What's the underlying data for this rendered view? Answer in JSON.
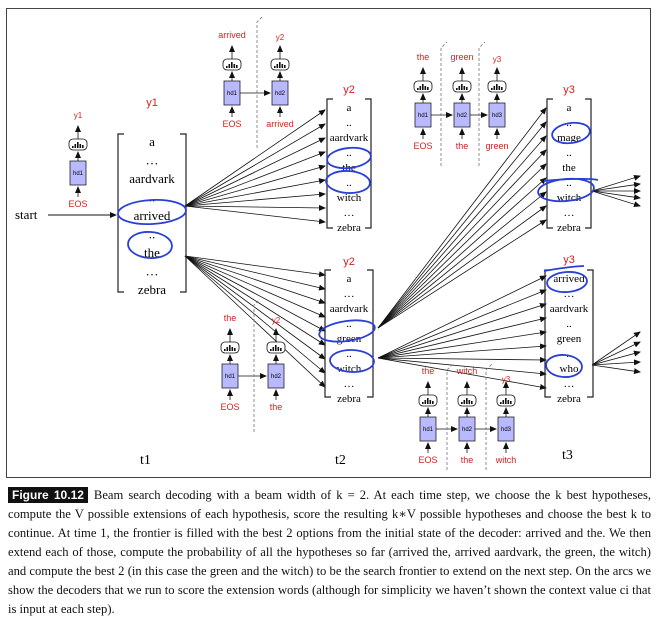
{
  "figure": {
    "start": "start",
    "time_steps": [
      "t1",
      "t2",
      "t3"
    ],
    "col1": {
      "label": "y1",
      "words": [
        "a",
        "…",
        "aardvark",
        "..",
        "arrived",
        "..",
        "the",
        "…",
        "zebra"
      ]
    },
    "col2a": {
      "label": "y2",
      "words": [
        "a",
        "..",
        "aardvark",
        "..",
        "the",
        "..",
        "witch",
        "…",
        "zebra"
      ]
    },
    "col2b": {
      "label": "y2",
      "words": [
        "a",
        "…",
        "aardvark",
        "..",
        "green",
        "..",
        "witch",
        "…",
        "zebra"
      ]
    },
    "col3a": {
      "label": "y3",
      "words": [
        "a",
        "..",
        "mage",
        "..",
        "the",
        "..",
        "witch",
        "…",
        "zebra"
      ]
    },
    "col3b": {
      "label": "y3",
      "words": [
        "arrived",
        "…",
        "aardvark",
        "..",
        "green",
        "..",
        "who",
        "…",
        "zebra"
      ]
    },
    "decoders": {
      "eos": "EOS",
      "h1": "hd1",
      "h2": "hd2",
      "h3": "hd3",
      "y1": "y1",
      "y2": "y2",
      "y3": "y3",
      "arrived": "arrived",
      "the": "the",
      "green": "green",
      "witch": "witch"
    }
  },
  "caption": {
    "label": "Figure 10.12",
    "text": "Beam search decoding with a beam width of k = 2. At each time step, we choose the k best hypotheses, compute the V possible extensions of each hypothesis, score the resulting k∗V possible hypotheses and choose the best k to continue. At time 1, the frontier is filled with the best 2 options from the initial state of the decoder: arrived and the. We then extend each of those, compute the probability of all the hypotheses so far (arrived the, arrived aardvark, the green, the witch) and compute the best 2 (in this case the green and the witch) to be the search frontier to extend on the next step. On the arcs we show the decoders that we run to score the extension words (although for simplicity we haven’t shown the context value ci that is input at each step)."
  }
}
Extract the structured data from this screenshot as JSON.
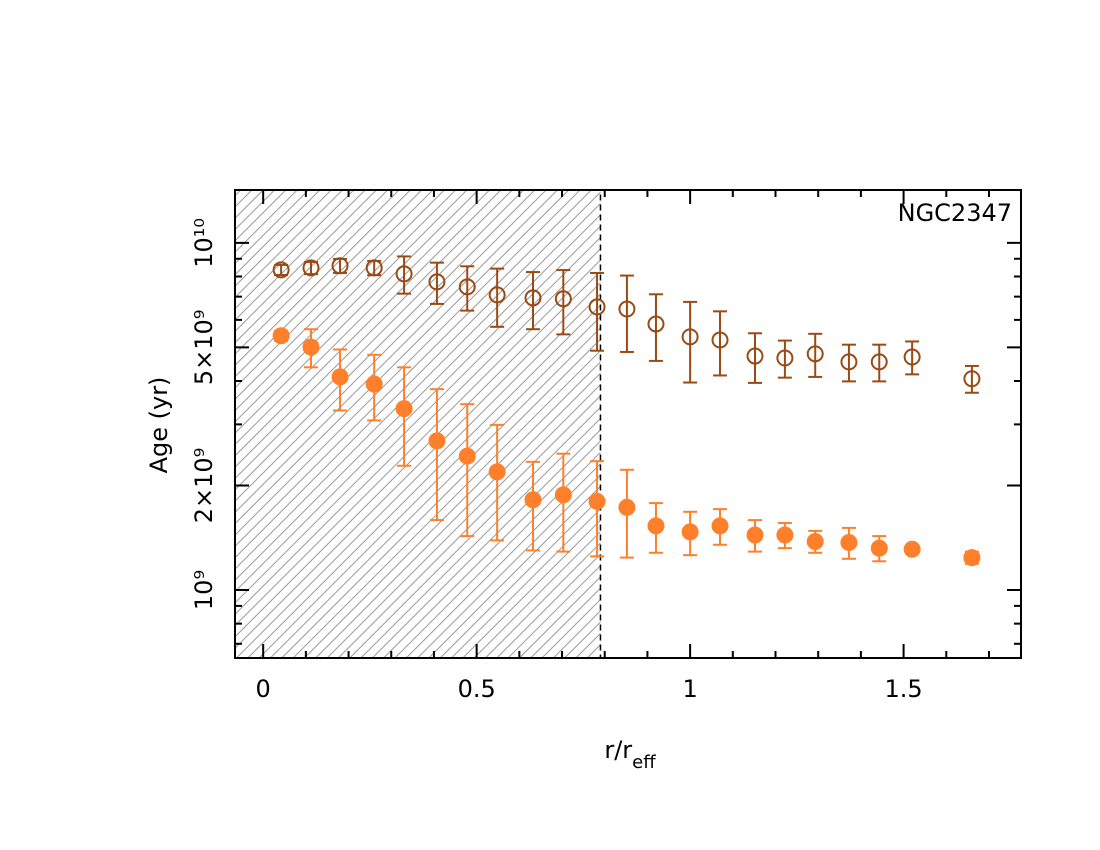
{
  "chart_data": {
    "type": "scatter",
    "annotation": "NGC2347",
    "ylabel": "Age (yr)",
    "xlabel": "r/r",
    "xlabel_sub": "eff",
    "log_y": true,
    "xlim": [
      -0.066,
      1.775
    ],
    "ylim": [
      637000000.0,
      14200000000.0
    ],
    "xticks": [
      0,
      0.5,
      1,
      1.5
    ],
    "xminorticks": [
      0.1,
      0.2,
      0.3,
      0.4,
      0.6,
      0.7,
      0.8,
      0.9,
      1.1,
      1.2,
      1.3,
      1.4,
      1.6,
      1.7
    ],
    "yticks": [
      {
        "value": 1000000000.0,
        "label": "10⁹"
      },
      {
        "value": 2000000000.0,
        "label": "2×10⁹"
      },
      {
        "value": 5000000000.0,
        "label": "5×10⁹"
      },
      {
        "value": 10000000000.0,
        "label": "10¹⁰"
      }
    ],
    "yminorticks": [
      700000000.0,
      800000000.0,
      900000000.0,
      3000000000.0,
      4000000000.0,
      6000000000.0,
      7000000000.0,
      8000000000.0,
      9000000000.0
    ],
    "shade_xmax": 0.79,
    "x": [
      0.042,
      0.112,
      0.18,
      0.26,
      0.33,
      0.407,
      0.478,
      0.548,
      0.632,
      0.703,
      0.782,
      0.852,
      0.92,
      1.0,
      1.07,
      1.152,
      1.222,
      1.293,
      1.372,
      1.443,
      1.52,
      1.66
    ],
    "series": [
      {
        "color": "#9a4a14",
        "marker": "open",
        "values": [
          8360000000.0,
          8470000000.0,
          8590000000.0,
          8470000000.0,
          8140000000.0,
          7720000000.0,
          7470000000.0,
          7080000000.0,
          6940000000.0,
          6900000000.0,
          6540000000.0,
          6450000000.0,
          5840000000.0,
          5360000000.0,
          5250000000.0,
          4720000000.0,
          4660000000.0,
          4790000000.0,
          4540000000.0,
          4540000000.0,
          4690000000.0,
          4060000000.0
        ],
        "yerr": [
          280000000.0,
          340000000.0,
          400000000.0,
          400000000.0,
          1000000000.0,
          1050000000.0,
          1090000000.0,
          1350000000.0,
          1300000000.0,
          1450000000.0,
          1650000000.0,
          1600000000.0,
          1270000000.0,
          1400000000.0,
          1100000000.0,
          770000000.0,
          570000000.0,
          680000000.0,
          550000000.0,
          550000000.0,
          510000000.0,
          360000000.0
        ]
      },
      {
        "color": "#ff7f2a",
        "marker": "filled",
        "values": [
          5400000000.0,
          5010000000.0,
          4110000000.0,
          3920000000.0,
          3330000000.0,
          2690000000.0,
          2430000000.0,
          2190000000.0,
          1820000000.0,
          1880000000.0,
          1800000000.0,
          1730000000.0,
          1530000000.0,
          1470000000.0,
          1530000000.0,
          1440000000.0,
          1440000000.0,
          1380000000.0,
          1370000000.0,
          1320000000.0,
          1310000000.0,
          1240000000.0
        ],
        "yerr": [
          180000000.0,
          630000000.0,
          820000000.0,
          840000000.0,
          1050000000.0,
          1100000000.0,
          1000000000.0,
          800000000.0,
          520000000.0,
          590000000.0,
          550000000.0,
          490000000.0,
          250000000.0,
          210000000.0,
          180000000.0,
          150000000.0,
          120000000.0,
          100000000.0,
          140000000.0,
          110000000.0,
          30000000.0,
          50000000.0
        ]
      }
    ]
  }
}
==
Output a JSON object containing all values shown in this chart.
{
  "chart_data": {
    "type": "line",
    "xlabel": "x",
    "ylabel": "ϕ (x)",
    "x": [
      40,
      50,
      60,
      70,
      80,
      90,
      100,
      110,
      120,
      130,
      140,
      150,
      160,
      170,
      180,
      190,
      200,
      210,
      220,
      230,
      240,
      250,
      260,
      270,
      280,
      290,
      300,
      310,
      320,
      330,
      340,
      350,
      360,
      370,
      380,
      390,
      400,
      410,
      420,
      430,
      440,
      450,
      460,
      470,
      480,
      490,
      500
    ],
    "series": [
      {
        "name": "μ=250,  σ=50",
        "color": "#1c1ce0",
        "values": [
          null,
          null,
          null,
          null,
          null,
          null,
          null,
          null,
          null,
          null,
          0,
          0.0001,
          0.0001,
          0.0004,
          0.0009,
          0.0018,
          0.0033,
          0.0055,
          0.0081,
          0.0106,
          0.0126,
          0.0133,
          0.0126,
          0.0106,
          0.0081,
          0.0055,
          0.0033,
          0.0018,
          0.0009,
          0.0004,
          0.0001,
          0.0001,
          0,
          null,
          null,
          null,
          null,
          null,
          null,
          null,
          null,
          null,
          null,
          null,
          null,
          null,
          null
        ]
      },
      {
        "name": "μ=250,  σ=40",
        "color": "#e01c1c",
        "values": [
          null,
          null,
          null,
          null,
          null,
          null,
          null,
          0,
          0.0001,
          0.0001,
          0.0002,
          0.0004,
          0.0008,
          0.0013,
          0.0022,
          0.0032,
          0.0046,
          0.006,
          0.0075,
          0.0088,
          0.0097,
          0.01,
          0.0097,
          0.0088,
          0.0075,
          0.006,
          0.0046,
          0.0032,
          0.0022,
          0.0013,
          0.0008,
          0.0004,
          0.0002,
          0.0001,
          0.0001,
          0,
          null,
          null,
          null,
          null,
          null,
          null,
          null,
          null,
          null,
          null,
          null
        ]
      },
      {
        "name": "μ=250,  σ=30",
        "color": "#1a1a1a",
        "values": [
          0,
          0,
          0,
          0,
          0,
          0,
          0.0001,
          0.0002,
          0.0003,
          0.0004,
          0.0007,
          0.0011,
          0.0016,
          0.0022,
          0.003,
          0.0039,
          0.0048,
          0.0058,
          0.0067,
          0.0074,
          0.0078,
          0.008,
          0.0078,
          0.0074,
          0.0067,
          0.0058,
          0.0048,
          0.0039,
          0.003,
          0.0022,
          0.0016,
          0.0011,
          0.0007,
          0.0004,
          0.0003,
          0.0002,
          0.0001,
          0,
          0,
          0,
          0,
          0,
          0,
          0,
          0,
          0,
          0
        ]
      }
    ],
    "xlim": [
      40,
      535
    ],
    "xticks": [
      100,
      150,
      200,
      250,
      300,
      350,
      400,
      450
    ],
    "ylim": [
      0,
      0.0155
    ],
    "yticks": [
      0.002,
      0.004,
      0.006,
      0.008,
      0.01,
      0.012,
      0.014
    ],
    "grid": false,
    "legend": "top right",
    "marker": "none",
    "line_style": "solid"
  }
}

- WHAT THE TASK ASKS
Scan the material line by line and report each one that contains "from".

- TASK ANSWER
    "text": "Beam search decoding with a beam width of k = 2. At each time step, we choose the k best hypotheses, compute the V possible extensions of each hypothesis, score the resulting k∗V possible hypotheses and choose the best k to continue. At time 1, the frontier is filled with the best 2 options from the initial state of the decoder: arrived and the. We then extend each of those, compute the probability of all the hypotheses so far (arrived the, arrived aardvark, the green, the witch) and compute the best 2 (in this case the green and the witch) to be the search frontier to extend on the next step. On the arcs we show the decoders that we run to score the extension words (although for simplicity we haven’t shown the context value ci that is input at each step)."
Extract the structured data from this screenshot as JSON.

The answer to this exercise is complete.